#### EXERCISE AIM
Your answer should be one number: the count of lines in these entries that hold the word "автомобиля".

* * *

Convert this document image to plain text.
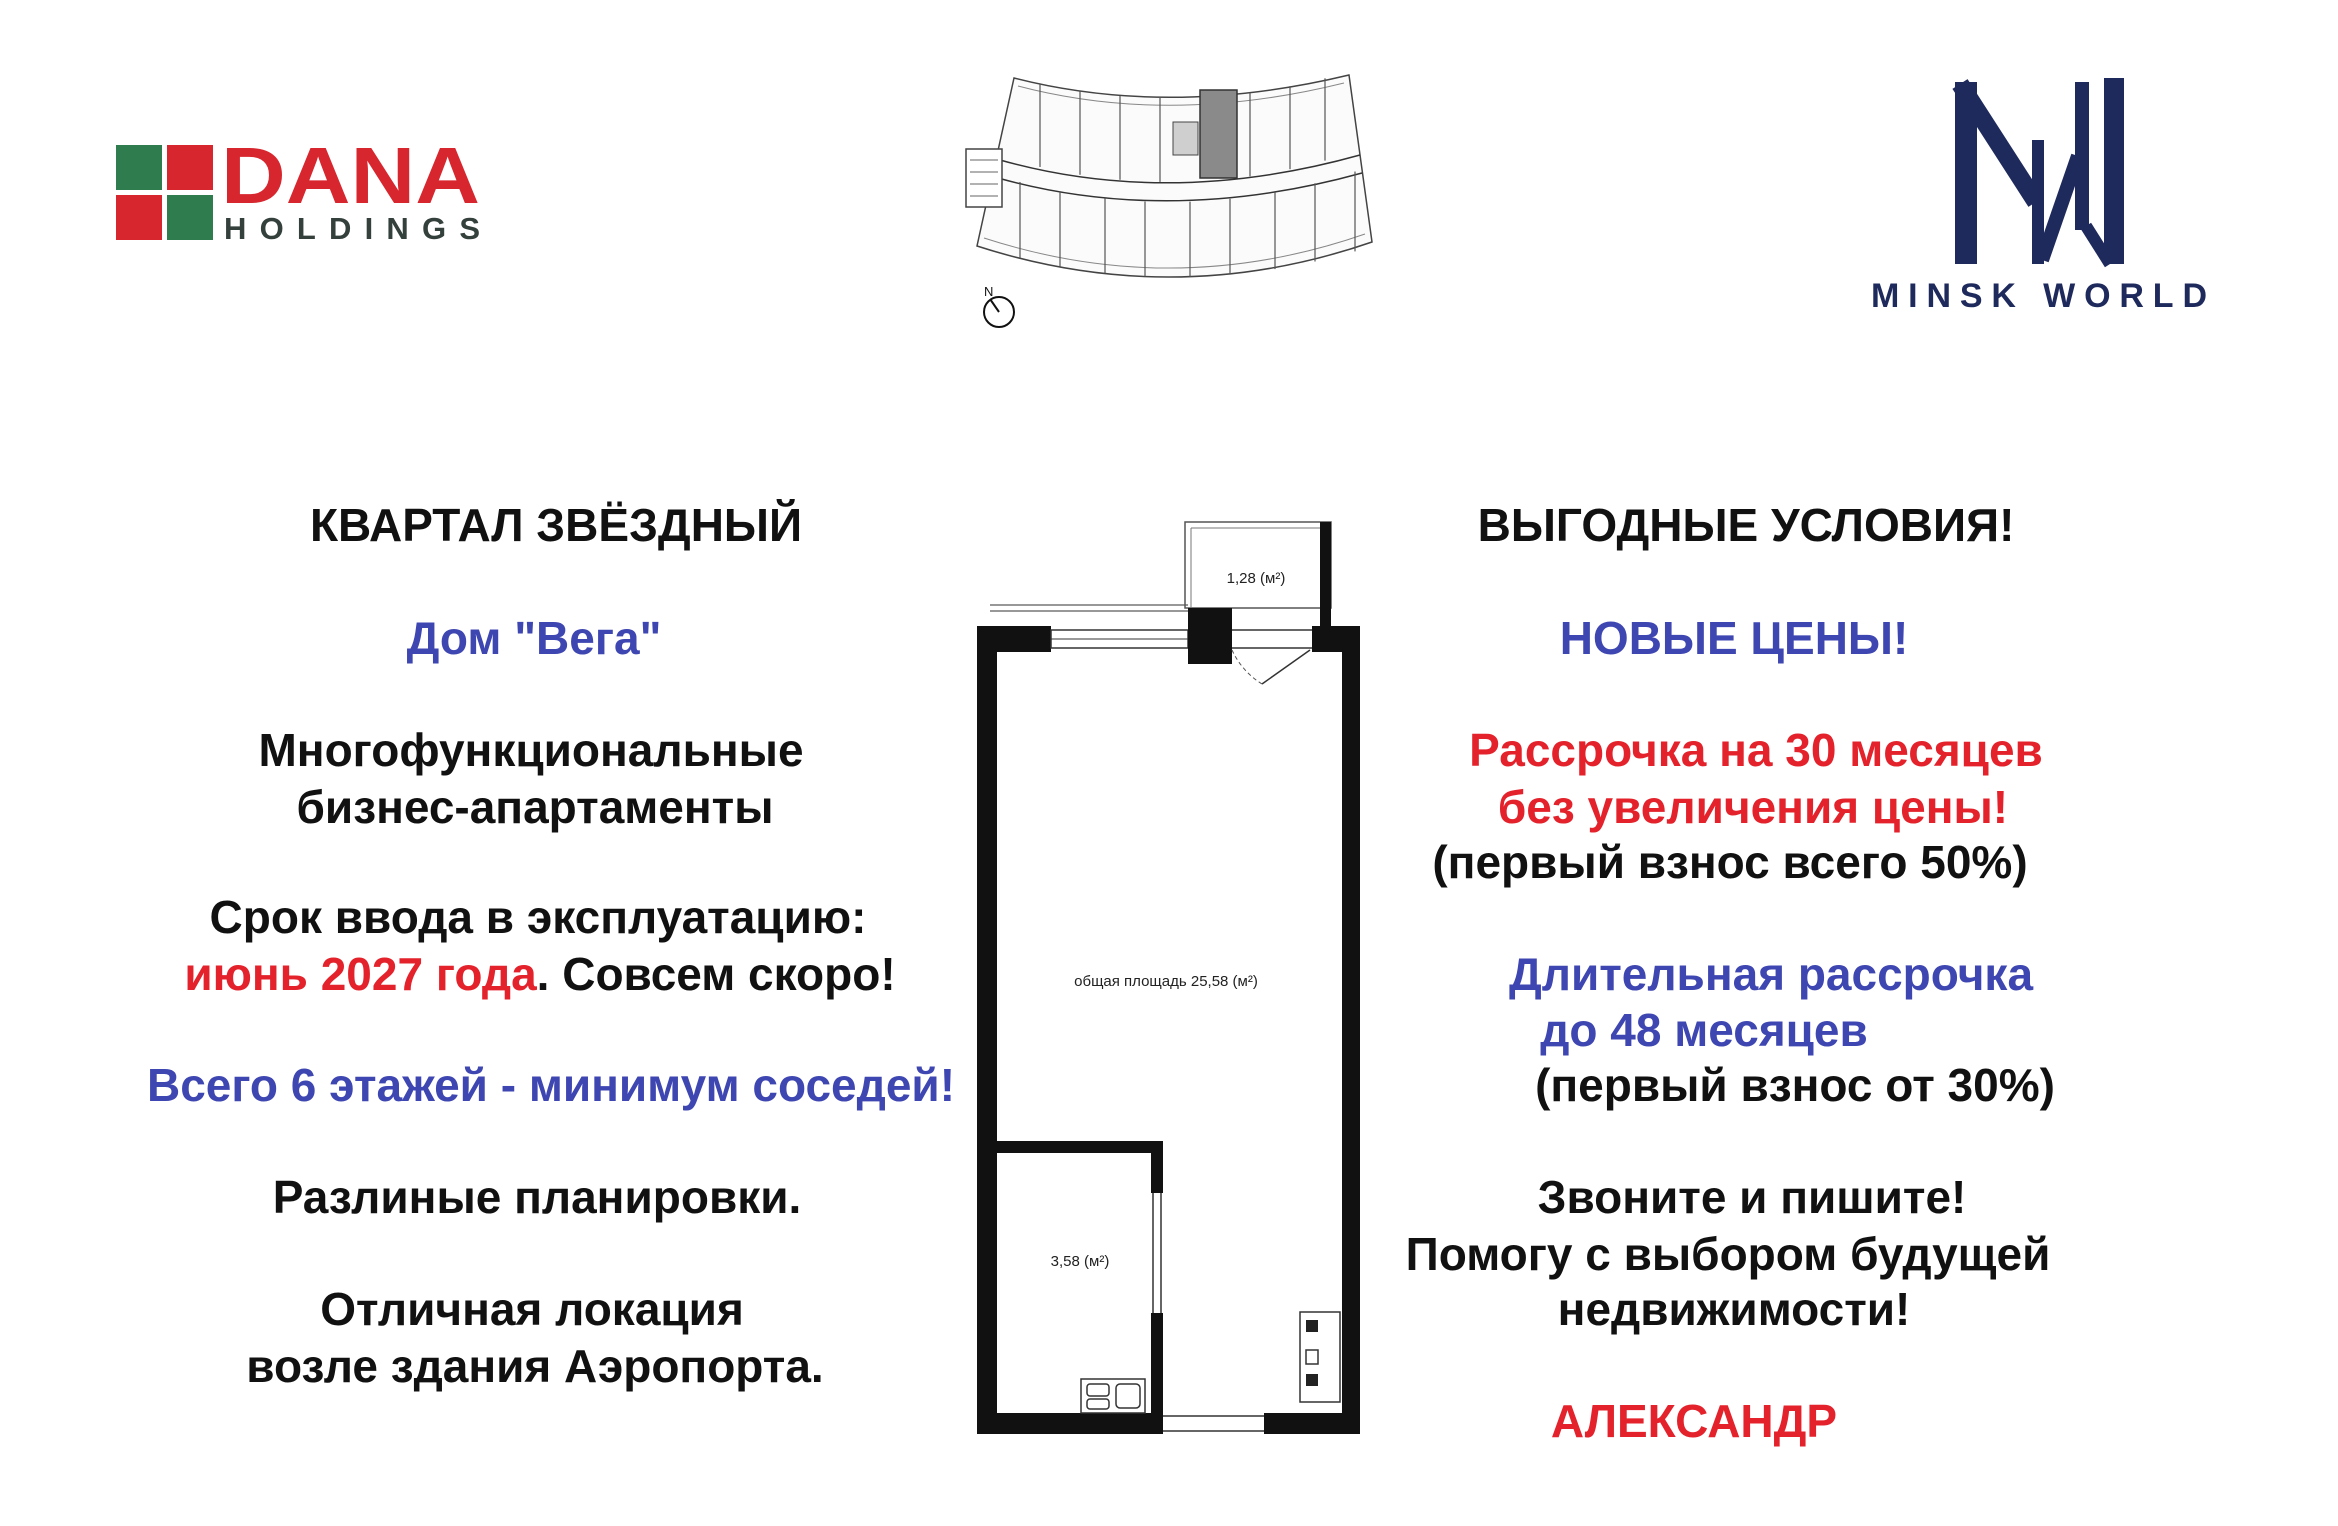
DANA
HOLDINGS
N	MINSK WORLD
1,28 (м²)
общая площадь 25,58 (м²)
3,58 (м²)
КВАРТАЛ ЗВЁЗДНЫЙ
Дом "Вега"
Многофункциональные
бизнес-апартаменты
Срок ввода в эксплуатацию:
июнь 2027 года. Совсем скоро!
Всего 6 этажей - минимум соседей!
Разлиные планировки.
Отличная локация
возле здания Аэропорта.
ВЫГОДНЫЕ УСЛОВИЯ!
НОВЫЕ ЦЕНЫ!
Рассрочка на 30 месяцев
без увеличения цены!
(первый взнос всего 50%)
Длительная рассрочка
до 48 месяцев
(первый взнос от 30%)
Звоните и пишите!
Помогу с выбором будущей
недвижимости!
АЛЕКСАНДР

* * *

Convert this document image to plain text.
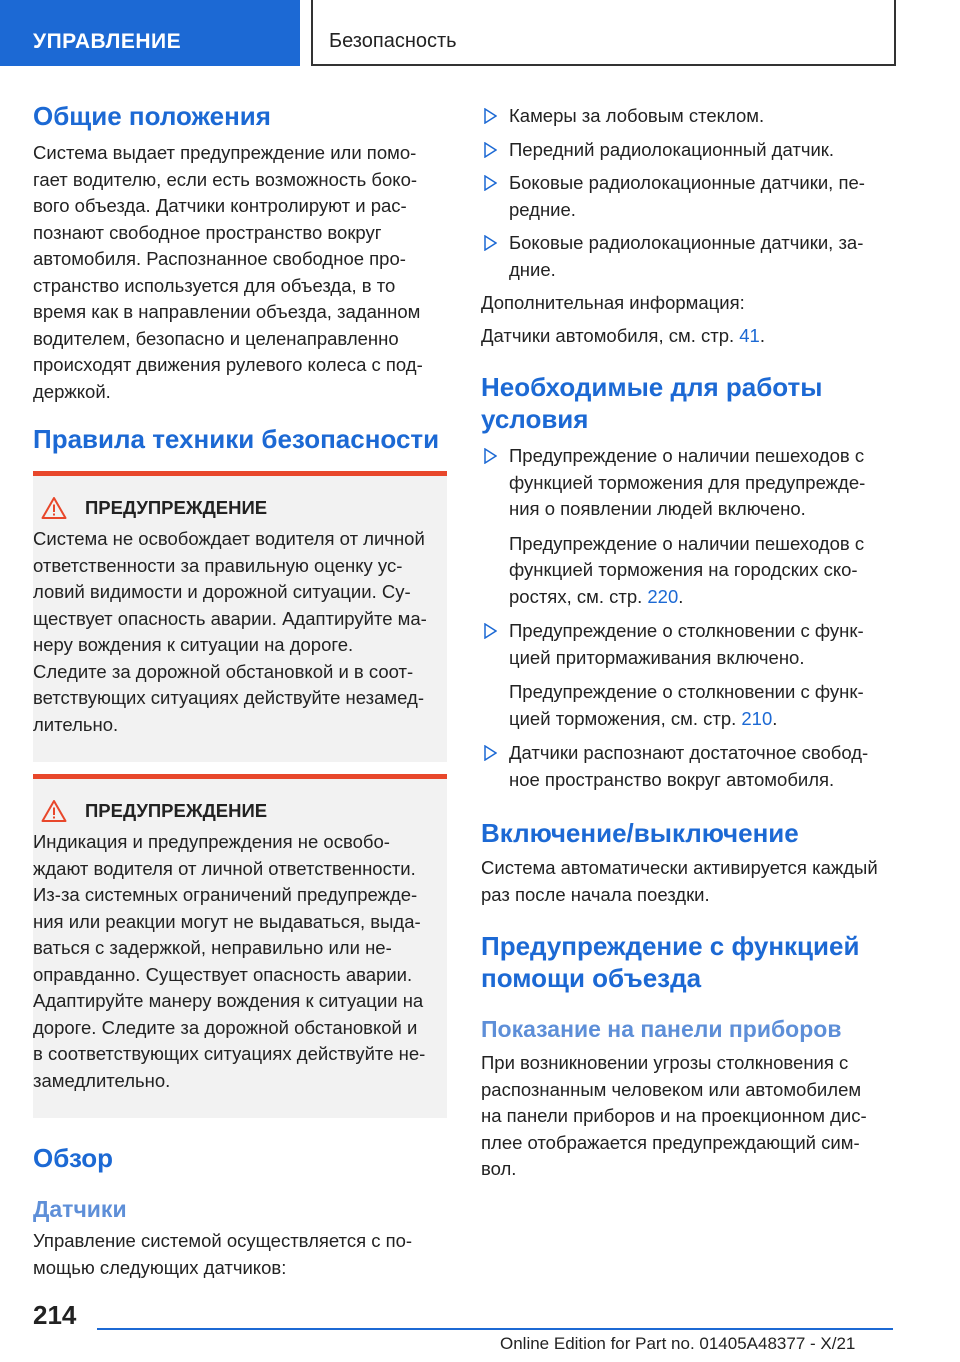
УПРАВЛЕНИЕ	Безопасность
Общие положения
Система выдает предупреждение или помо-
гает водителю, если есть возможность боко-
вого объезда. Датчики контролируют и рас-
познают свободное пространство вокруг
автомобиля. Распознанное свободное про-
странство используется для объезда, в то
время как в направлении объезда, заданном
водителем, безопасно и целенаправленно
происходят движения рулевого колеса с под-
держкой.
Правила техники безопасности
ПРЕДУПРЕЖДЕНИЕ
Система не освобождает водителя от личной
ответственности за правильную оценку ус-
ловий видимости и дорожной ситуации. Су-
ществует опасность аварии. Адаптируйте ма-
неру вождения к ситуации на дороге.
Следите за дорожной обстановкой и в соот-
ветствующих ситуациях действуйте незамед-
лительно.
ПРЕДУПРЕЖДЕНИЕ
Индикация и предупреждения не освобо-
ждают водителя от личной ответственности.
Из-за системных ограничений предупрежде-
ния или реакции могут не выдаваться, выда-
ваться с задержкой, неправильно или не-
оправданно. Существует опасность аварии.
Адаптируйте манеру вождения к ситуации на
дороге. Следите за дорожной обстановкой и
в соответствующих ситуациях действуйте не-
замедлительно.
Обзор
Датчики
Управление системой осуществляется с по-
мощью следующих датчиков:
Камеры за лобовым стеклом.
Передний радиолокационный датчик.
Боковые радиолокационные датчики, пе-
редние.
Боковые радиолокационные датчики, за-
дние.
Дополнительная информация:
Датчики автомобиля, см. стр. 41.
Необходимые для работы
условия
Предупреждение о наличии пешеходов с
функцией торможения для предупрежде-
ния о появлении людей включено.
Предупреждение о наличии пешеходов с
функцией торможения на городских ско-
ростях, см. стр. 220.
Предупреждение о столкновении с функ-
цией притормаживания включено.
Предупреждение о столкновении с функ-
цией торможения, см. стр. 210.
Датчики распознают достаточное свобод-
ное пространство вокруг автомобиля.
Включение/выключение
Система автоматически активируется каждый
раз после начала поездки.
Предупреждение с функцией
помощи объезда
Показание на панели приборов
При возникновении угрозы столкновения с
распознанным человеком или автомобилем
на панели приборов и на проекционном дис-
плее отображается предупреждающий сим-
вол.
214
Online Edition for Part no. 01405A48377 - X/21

* * *

#### RESPONSE TO THE EXERCISE
3